— begin RECORDS TO USE —

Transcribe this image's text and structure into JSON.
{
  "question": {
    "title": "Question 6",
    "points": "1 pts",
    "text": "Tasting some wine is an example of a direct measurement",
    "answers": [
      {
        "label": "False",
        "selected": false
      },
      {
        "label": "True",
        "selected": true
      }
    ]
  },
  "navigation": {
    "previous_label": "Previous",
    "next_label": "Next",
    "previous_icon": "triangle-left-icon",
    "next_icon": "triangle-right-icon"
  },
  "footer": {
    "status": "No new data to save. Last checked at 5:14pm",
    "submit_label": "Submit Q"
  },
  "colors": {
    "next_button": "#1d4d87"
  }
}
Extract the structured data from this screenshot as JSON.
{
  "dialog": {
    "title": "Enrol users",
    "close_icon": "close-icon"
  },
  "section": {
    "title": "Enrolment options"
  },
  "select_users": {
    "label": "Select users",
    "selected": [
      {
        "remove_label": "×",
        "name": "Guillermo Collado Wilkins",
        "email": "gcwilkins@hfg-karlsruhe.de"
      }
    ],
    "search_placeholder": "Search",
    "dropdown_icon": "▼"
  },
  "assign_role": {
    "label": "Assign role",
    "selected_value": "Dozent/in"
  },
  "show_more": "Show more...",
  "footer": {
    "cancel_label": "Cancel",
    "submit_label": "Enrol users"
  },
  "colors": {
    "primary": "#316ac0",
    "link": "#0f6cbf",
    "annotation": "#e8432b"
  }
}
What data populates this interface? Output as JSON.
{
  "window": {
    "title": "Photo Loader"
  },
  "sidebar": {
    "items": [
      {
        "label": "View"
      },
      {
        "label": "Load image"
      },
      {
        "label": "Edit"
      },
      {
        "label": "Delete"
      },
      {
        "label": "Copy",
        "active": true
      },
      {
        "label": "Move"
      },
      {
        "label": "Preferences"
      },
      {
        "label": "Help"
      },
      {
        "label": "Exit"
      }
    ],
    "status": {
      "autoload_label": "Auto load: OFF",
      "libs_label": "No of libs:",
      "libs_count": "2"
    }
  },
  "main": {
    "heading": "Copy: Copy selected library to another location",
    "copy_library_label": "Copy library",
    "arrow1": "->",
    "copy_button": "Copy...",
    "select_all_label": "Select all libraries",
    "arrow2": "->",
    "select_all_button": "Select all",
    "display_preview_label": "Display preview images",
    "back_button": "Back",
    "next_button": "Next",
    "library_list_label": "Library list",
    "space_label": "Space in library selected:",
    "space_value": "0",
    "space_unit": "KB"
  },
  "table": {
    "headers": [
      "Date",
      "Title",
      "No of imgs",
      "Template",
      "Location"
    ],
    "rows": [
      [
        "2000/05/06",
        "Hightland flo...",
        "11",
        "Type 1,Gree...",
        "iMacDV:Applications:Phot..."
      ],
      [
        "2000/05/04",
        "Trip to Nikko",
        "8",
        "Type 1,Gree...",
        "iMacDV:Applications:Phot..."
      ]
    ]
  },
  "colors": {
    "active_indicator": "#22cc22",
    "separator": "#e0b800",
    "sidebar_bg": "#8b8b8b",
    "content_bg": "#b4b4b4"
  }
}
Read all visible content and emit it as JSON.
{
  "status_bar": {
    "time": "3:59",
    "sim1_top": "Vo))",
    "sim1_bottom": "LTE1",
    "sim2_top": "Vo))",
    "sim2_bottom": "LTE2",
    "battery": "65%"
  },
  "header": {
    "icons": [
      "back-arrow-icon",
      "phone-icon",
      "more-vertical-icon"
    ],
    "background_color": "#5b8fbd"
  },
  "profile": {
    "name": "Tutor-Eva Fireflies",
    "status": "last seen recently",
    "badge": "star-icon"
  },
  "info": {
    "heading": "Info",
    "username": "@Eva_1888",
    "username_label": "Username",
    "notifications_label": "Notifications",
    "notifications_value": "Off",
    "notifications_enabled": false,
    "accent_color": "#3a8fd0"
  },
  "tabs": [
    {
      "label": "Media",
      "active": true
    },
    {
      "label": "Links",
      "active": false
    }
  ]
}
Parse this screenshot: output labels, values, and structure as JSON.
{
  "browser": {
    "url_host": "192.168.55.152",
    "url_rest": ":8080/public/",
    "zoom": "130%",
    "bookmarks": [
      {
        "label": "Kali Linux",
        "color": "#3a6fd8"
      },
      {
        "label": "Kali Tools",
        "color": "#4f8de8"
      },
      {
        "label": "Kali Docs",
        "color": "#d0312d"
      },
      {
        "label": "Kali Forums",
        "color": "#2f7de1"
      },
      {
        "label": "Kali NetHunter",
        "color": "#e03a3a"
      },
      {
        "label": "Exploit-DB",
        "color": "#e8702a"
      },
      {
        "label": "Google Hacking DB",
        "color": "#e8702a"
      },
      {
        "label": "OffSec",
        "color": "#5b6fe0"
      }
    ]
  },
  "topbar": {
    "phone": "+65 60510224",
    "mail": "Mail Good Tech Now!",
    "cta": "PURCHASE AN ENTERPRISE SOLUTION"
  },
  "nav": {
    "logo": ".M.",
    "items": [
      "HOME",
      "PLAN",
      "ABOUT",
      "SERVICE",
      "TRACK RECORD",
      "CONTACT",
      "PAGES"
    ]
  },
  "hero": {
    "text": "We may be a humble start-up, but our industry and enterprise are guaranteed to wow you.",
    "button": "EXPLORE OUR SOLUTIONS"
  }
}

— end RECORDS TO USE —

**YOUR TASK**
Please reproduce each line exactly as written.

**WRITTEN REPLY**
Transcribe this image's text and structure into JSON.
{
  "question": {
    "title": "Question 6",
    "points": "1 pts",
    "text": "Tasting some wine is an example of a direct measurement",
    "answers": [
      {
        "label": "False",
        "selected": false
      },
      {
        "label": "True",
        "selected": true
      }
    ]
  },
  "navigation": {
    "previous_label": "Previous",
    "next_label": "Next",
    "previous_icon": "triangle-left-icon",
    "next_icon": "triangle-right-icon"
  },
  "footer": {
    "status": "No new data to save. Last checked at 5:14pm",
    "submit_label": "Submit Q"
  },
  "colors": {
    "next_button": "#1d4d87"
  }
}
Extract the structured data from this screenshot as JSON.
{
  "dialog": {
    "title": "Enrol users",
    "close_icon": "close-icon"
  },
  "section": {
    "title": "Enrolment options"
  },
  "select_users": {
    "label": "Select users",
    "selected": [
      {
        "remove_label": "×",
        "name": "Guillermo Collado Wilkins",
        "email": "gcwilkins@hfg-karlsruhe.de"
      }
    ],
    "search_placeholder": "Search",
    "dropdown_icon": "▼"
  },
  "assign_role": {
    "label": "Assign role",
    "selected_value": "Dozent/in"
  },
  "show_more": "Show more...",
  "footer": {
    "cancel_label": "Cancel",
    "submit_label": "Enrol users"
  },
  "colors": {
    "primary": "#316ac0",
    "link": "#0f6cbf",
    "annotation": "#e8432b"
  }
}
What data populates this interface? Output as JSON.
{
  "window": {
    "title": "Photo Loader"
  },
  "sidebar": {
    "items": [
      {
        "label": "View"
      },
      {
        "label": "Load image"
      },
      {
        "label": "Edit"
      },
      {
        "label": "Delete"
      },
      {
        "label": "Copy",
        "active": true
      },
      {
        "label": "Move"
      },
      {
        "label": "Preferences"
      },
      {
        "label": "Help"
      },
      {
        "label": "Exit"
      }
    ],
    "status": {
      "autoload_label": "Auto load: OFF",
      "libs_label": "No of libs:",
      "libs_count": "2"
    }
  },
  "main": {
    "heading": "Copy: Copy selected library to another location",
    "copy_library_label": "Copy library",
    "arrow1": "->",
    "copy_button": "Copy...",
    "select_all_label": "Select all libraries",
    "arrow2": "->",
    "select_all_button": "Select all",
    "display_preview_label": "Display preview images",
    "back_button": "Back",
    "next_button": "Next",
    "library_list_label": "Library list",
    "space_label": "Space in library selected:",
    "space_value": "0",
    "space_unit": "KB"
  },
  "table": {
    "headers": [
      "Date",
      "Title",
      "No of imgs",
      "Template",
      "Location"
    ],
    "rows": [
      [
        "2000/05/06",
        "Hightland flo...",
        "11",
        "Type 1,Gree...",
        "iMacDV:Applications:Phot..."
      ],
      [
        "2000/05/04",
        "Trip to Nikko",
        "8",
        "Type 1,Gree...",
        "iMacDV:Applications:Phot..."
      ]
    ]
  },
  "colors": {
    "active_indicator": "#22cc22",
    "separator": "#e0b800",
    "sidebar_bg": "#8b8b8b",
    "content_bg": "#b4b4b4"
  }
}
Read all visible content and emit it as JSON.
{
  "status_bar": {
    "time": "3:59",
    "sim1_top": "Vo))",
    "sim1_bottom": "LTE1",
    "sim2_top": "Vo))",
    "sim2_bottom": "LTE2",
    "battery": "65%"
  },
  "header": {
    "icons": [
      "back-arrow-icon",
      "phone-icon",
      "more-vertical-icon"
    ],
    "background_color": "#5b8fbd"
  },
  "profile": {
    "name": "Tutor-Eva Fireflies",
    "status": "last seen recently",
    "badge": "star-icon"
  },
  "info": {
    "heading": "Info",
    "username": "@Eva_1888",
    "username_label": "Username",
    "notifications_label": "Notifications",
    "notifications_value": "Off",
    "notifications_enabled": false,
    "accent_color": "#3a8fd0"
  },
  "tabs": [
    {
      "label": "Media",
      "active": true
    },
    {
      "label": "Links",
      "active": false
    }
  ]
}
Parse this screenshot: output labels, values, and structure as JSON.
{
  "browser": {
    "url_host": "192.168.55.152",
    "url_rest": ":8080/public/",
    "zoom": "130%",
    "bookmarks": [
      {
        "label": "Kali Linux",
        "color": "#3a6fd8"
      },
      {
        "label": "Kali Tools",
        "color": "#4f8de8"
      },
      {
        "label": "Kali Docs",
        "color": "#d0312d"
      },
      {
        "label": "Kali Forums",
        "color": "#2f7de1"
      },
      {
        "label": "Kali NetHunter",
        "color": "#e03a3a"
      },
      {
        "label": "Exploit-DB",
        "color": "#e8702a"
      },
      {
        "label": "Google Hacking DB",
        "color": "#e8702a"
      },
      {
        "label": "OffSec",
        "color": "#5b6fe0"
      }
    ]
  },
  "topbar": {
    "phone": "+65 60510224",
    "mail": "Mail Good Tech Now!",
    "cta": "PURCHASE AN ENTERPRISE SOLUTION"
  },
  "nav": {
    "logo": ".M.",
    "items": [
      "HOME",
      "PLAN",
      "ABOUT",
      "SERVICE",
      "TRACK RECORD",
      "CONTACT",
      "PAGES"
    ]
  },
  "hero": {
    "text": "We may be a humble start-up, but our industry and enterprise are guaranteed to wow you.",
    "button": "EXPLORE OUR SOLUTIONS"
  }
}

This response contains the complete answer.